Sunday, September 14, 2025

"Outdoors, minor!"

 "Sometimes my contribution [as a record producer] might have been as minimal as just saying, 'Shall we stop for a few minutes?... And then of course, other times I work like a normal musician. I say, 'Why don’t we have a G major instead of that B minor' or whatever. In fact, I nearly always say that, 'Why don’t we have a major instead of a minor?' It’s part of my destroy-minor-chords crusade that has been going on for 50 years or so"

- Brian Eno


Questions for people who know music from a musician's point of view:

- why would Eno take against minor chords? (Is it because they connote a "subtlety" that he finds middebrow, a too easy signaling of sophistication?)

- does Eno in fact avoid minor chords in his work? I haven't inspected them with this in mind (and not wholly confident I would spot their presence) but I can't help thinking that the downbeat, dreamy-drifty songs on Another Green World and Before and After Science might feature some minor chords...

Element placement data
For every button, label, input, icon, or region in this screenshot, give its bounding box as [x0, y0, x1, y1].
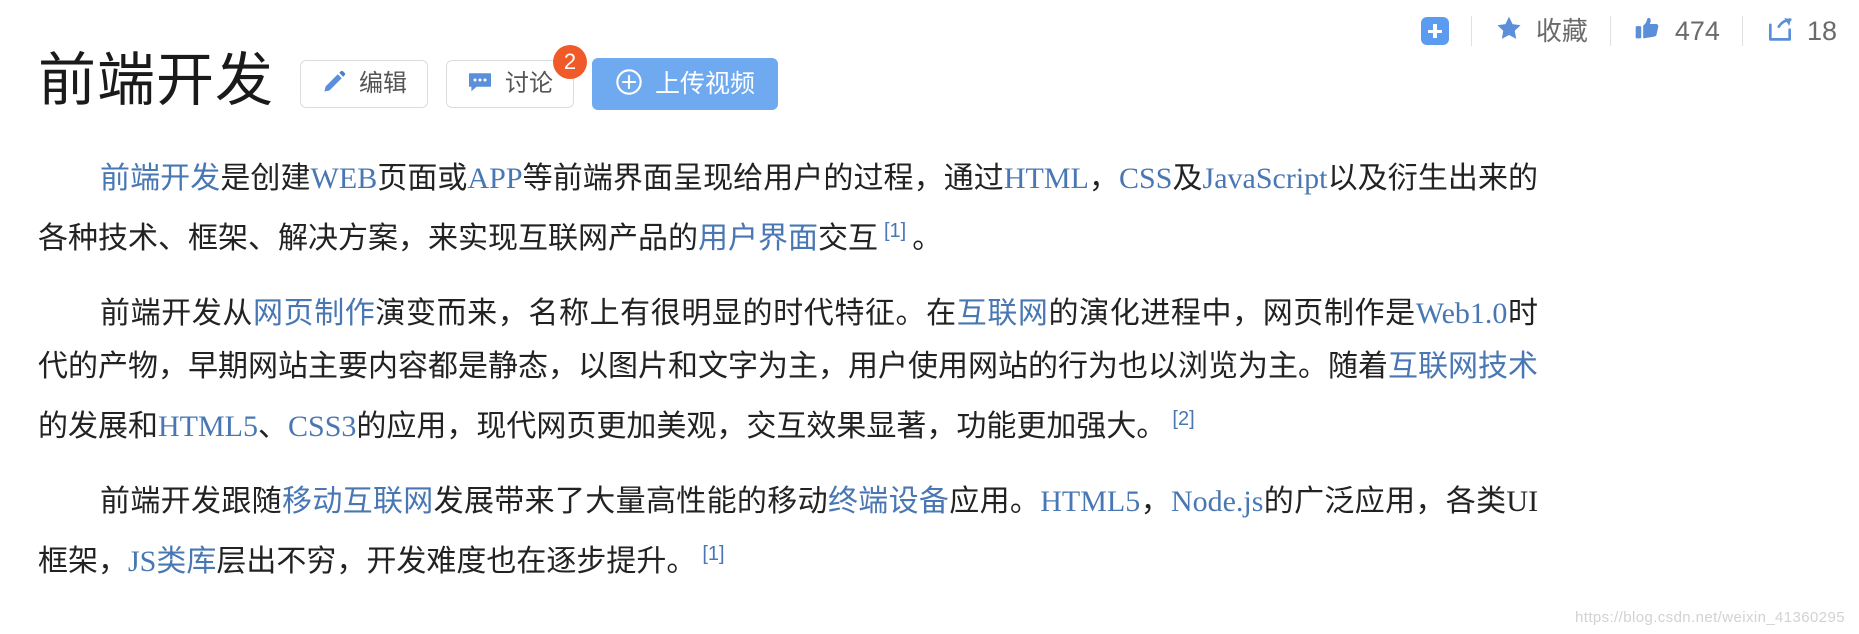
article-text: 的演化进程中，网页制作是: [1048, 297, 1416, 330]
like-count: 474: [1674, 15, 1720, 46]
share-icon: [1765, 14, 1795, 48]
plus-circle-icon: [615, 68, 643, 101]
favorite-button[interactable]: 收藏: [1472, 14, 1610, 48]
upload-video-button[interactable]: 上传视频: [592, 58, 779, 110]
article-text: 的发展和: [38, 410, 158, 443]
article-link[interactable]: Web1.0: [1416, 297, 1508, 330]
article-text: 等前端界面呈现给用户的过程，通过: [522, 162, 1004, 195]
article-text: ，: [1088, 162, 1119, 195]
reference-marker[interactable]: [1]: [702, 543, 724, 565]
entry-header: 前端开发 编辑 讨论 2 上传视频: [38, 45, 779, 116]
article-link[interactable]: WEB: [311, 162, 378, 195]
article-link[interactable]: 前端开发: [100, 162, 220, 195]
article-text: 发展带来了大量高性能的移动: [433, 485, 828, 518]
article-link[interactable]: 终端设备: [828, 485, 949, 518]
paragraph: 前端开发是创建WEB页面或APP等前端界面呈现给用户的过程，通过HTML，CSS…: [38, 152, 1538, 265]
article-link[interactable]: 用户界面: [698, 222, 818, 255]
edit-button-label: 编辑: [359, 70, 408, 97]
reference-marker[interactable]: [2]: [1172, 408, 1194, 430]
add-to-collection-button[interactable]: [1399, 14, 1471, 48]
reference-marker[interactable]: [1]: [884, 220, 906, 242]
article-text: 。: [912, 222, 943, 255]
article-body: 前端开发是创建WEB页面或APP等前端界面呈现给用户的过程，通过HTML，CSS…: [38, 152, 1538, 610]
comment-icon: [467, 70, 493, 99]
article-link[interactable]: CSS3: [288, 410, 356, 443]
share-count: 18: [1806, 15, 1837, 46]
article-link[interactable]: HTML5: [158, 410, 258, 443]
upload-video-button-label: 上传视频: [655, 69, 756, 98]
article-link[interactable]: APP: [468, 162, 523, 195]
article-text: 是创建: [220, 162, 311, 195]
article-text: ，: [1140, 485, 1171, 518]
paragraph: 前端开发从网页制作演变而来，名称上有很明显的时代特征。在互联网的演化进程中，网页…: [38, 287, 1538, 453]
article-link[interactable]: Node.js: [1171, 485, 1264, 518]
article-link[interactable]: JS类库: [128, 545, 216, 578]
article-link[interactable]: 互联网技术: [1388, 350, 1538, 383]
article-text: 演变而来，名称上有很明显的时代特征。在: [375, 297, 957, 330]
article-link[interactable]: HTML5: [1040, 485, 1140, 518]
article-link[interactable]: 互联网: [957, 297, 1049, 330]
discuss-button-label: 讨论: [505, 70, 554, 97]
paragraph: 前端开发跟随移动互联网发展带来了大量高性能的移动终端设备应用。HTML5，Nod…: [38, 475, 1538, 588]
favorite-label: 收藏: [1535, 16, 1588, 46]
discuss-button[interactable]: 讨论 2: [446, 45, 588, 108]
article-text: 交互: [818, 222, 878, 255]
article-text: 、: [258, 410, 288, 443]
article-text: 层出不穷，开发难度也在逐步提升。: [216, 545, 697, 578]
discuss-count-badge: 2: [553, 45, 588, 79]
edit-button[interactable]: 编辑: [300, 60, 429, 108]
share-button[interactable]: 18: [1743, 14, 1859, 48]
article-link[interactable]: HTML: [1004, 162, 1089, 195]
page-title: 前端开发: [38, 48, 275, 113]
article-text: 及: [1172, 162, 1203, 195]
plus-box-icon: [1420, 17, 1449, 45]
article-link[interactable]: 网页制作: [253, 297, 375, 330]
article-link[interactable]: JavaScript: [1203, 162, 1328, 195]
article-text: 页面或: [377, 162, 468, 195]
thumbs-up-icon: [1633, 14, 1663, 48]
like-button[interactable]: 474: [1611, 14, 1742, 48]
article-text: 前端开发跟随: [100, 485, 282, 518]
article-text: 应用。: [949, 485, 1041, 518]
star-icon: [1494, 14, 1524, 48]
article-link[interactable]: 移动互联网: [282, 485, 434, 518]
article-text: 前端开发从: [100, 297, 253, 330]
article-text: 的应用，现代网页更加美观，交互效果显著，功能更加强大。: [356, 410, 1167, 443]
pencil-icon: [321, 69, 347, 100]
watermark: https://blog.csdn.net/weixin_41360295: [1575, 609, 1845, 626]
article-link[interactable]: CSS: [1119, 162, 1172, 195]
page-actions-toolbar: 收藏 474 18: [1399, 8, 1859, 54]
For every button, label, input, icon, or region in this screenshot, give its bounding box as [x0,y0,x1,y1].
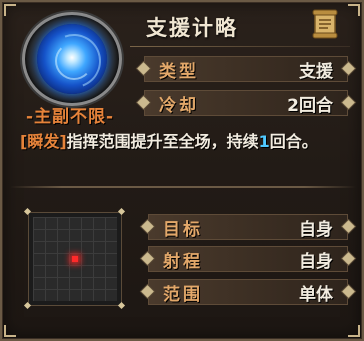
row-diamond [342,285,355,298]
stat-label: 类型 [159,61,199,82]
range-row-area: 范围 单体 [141,279,355,305]
description-text: 指挥范围提升至全场，持续 [66,132,259,151]
section-divider [10,186,356,188]
range-value: 单体 [299,284,333,305]
skill-tooltip-panel: -主副不限- 支援计略 类型 支援 冷却 2回合 [瞬发]指挥范围提升至全场，持… [0,0,364,341]
corner-ornament [4,4,16,16]
stat-row-type: 类型 支援 [137,56,355,82]
range-label: 射程 [163,251,203,272]
grid-corner-ornament [117,301,126,310]
row-diamond [137,96,150,109]
description-keyword: [瞬发] [20,132,67,151]
skill-icon-block: -主副不限- [16,10,124,127]
range-label: 范围 [163,284,203,305]
corner-ornament [348,4,360,16]
corner-ornament [4,325,16,337]
row-diamond [137,62,150,75]
range-row-distance: 射程 自身 [141,246,355,272]
row-diamond [342,220,355,233]
row-diamond [342,252,355,265]
skill-title: 支援计略 [146,16,238,40]
range-row-target: 目标 自身 [141,214,355,240]
stat-value: 支援 [299,61,333,82]
stat-value: 2回合 [287,95,333,116]
range-label: 目标 [163,219,203,240]
grid-center-marker [72,256,78,262]
scroll-icon[interactable] [310,8,340,40]
skill-description: [瞬发]指挥范围提升至全场，持续1回合。 [20,130,352,153]
stat-label: 冷却 [159,95,199,116]
row-diamond [342,62,355,75]
row-diamond [141,285,154,298]
skill-slot-tag: -主副不限- [25,106,115,127]
skill-orb-frame [22,12,122,106]
row-diamond [141,220,154,233]
range-grid-frame [28,212,122,306]
row-diamond [342,96,355,109]
description-number: 1 [258,132,270,151]
description-text-end: 回合。 [269,132,318,151]
range-value: 自身 [299,251,333,272]
header-divider [130,46,350,47]
orb-swirl-inner [55,42,93,80]
range-grid [33,217,117,301]
corner-ornament [348,325,360,337]
range-value: 自身 [299,219,333,240]
skill-orb-icon [37,24,110,97]
stat-row-cooldown: 冷却 2回合 [137,90,355,116]
row-diamond [141,252,154,265]
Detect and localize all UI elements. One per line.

WHAT IS BEING ASKED - Reproduce the post about Brian Eno and minor chords word for word, from start to finish.

EXERCISE RESULT -
Sunday, September 14, 2025

"Outdoors, minor!"

 "Sometimes my contribution [as a record producer] might have been as minimal as just saying, 'Shall we stop for a few minutes?... And then of course, other times I work like a normal musician. I say, 'Why don’t we have a G major instead of that B minor' or whatever. In fact, I nearly always say that, 'Why don’t we have a major instead of a minor?' It’s part of my destroy-minor-chords crusade that has been going on for 50 years or so"

- Brian Eno


Questions for people who know music from a musician's point of view:

- why would Eno take against minor chords? (Is it because they connote a "subtlety" that he finds middebrow, a too easy signaling of sophistication?)

- does Eno in fact avoid minor chords in his work? I haven't inspected them with this in mind (and not wholly confident I would spot their presence) but I can't help thinking that the downbeat, dreamy-drifty songs on Another Green World and Before and After Science might feature some minor chords...